#### [What this task involves]
Look through the lines below and extract each one that contains "khiển".

#### [Saved entries]
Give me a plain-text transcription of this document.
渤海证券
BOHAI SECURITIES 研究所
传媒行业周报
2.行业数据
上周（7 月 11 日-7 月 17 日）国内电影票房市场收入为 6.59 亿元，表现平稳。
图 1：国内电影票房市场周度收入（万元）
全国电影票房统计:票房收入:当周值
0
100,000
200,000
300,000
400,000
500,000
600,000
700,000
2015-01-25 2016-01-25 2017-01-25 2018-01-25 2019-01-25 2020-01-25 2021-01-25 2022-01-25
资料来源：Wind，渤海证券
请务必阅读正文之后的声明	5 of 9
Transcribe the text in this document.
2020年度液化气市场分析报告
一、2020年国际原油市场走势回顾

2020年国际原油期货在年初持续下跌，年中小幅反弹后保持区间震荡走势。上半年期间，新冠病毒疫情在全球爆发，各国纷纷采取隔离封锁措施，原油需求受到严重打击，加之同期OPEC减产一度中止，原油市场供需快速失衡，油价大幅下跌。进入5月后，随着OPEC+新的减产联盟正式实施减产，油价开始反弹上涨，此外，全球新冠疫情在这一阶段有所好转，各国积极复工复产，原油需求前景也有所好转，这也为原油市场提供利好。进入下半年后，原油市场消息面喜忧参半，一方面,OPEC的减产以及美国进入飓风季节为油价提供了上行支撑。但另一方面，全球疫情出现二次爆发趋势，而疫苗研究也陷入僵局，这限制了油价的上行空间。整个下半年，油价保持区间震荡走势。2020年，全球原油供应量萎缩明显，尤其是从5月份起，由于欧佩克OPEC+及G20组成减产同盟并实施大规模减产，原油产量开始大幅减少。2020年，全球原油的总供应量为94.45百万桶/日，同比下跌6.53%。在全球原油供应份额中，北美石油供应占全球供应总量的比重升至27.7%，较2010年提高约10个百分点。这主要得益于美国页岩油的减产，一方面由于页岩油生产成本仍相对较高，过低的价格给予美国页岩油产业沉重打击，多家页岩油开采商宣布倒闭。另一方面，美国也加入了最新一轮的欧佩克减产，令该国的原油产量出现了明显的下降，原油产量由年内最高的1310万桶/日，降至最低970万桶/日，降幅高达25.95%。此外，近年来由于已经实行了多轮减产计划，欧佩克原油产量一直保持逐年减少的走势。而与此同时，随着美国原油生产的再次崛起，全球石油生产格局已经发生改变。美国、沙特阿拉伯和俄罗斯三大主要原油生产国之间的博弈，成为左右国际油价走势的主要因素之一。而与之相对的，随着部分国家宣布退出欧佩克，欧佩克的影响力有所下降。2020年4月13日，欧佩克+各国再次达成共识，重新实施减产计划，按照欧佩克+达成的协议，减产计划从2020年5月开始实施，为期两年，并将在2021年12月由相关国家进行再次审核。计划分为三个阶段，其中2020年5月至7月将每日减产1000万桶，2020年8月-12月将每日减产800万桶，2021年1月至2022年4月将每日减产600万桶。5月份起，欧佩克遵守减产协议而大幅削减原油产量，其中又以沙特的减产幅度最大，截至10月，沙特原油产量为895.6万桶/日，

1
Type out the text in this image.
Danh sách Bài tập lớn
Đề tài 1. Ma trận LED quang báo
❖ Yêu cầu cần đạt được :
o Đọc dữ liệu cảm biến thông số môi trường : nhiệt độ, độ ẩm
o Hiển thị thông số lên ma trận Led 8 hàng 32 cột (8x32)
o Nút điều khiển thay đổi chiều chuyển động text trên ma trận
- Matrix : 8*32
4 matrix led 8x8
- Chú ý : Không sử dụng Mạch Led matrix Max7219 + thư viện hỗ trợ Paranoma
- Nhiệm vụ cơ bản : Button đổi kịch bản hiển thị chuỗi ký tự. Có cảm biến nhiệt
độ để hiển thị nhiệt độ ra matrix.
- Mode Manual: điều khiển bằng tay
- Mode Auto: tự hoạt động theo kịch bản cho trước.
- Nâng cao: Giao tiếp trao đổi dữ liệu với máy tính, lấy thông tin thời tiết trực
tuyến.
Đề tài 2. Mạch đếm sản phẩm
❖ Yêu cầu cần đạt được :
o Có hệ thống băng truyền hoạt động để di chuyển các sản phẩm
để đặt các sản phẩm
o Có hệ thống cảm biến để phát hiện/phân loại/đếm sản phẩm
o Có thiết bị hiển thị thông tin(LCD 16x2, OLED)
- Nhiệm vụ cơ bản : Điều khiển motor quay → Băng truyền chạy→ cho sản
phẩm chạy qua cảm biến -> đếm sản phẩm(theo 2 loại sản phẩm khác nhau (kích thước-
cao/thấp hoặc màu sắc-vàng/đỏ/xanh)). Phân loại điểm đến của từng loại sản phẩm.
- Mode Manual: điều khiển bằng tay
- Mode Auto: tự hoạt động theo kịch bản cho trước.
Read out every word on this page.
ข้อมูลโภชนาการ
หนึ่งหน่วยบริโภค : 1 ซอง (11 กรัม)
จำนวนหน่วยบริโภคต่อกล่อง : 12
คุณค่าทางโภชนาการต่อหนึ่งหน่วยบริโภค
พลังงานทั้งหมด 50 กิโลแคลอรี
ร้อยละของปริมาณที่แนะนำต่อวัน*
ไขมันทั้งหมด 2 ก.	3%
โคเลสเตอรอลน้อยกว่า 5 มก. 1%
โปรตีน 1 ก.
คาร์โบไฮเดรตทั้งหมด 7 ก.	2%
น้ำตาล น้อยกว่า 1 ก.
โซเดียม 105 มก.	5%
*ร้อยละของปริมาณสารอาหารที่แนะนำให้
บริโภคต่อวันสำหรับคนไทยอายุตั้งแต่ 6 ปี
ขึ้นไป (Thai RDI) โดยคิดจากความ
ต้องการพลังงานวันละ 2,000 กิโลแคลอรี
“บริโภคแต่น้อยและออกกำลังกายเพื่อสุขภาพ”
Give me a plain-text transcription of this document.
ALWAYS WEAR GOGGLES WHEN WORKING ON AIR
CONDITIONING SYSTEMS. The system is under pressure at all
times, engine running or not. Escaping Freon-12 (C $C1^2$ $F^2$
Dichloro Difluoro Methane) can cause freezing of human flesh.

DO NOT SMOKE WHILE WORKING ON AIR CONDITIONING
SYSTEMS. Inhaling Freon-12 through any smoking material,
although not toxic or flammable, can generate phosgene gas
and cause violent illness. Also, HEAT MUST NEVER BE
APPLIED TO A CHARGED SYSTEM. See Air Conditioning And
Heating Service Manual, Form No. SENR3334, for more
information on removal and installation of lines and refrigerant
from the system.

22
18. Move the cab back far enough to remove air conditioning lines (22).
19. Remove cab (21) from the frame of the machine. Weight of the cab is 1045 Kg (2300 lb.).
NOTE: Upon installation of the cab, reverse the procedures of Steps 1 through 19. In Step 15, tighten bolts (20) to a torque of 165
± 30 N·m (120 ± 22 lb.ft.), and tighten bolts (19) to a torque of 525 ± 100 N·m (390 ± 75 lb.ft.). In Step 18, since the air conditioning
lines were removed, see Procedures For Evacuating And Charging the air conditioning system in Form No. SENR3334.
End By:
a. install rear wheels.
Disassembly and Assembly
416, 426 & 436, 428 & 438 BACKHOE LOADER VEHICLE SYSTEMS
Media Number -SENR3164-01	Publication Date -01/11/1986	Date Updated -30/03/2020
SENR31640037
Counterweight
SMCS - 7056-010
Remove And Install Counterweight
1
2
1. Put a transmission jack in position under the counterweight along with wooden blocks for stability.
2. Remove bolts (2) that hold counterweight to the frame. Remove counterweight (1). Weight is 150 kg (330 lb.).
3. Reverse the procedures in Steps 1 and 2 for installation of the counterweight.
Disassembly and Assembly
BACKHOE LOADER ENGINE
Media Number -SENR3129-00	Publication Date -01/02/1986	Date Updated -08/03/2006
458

#### [Written response]
o Nút điều khiển thay đổi chiều chuyển động text trên ma trận
- Mode Manual: điều khiển bằng tay
- Nhiệm vụ cơ bản : Điều khiển motor quay → Băng truyền chạy→ cho sản
- Mode Manual: điều khiển bằng tay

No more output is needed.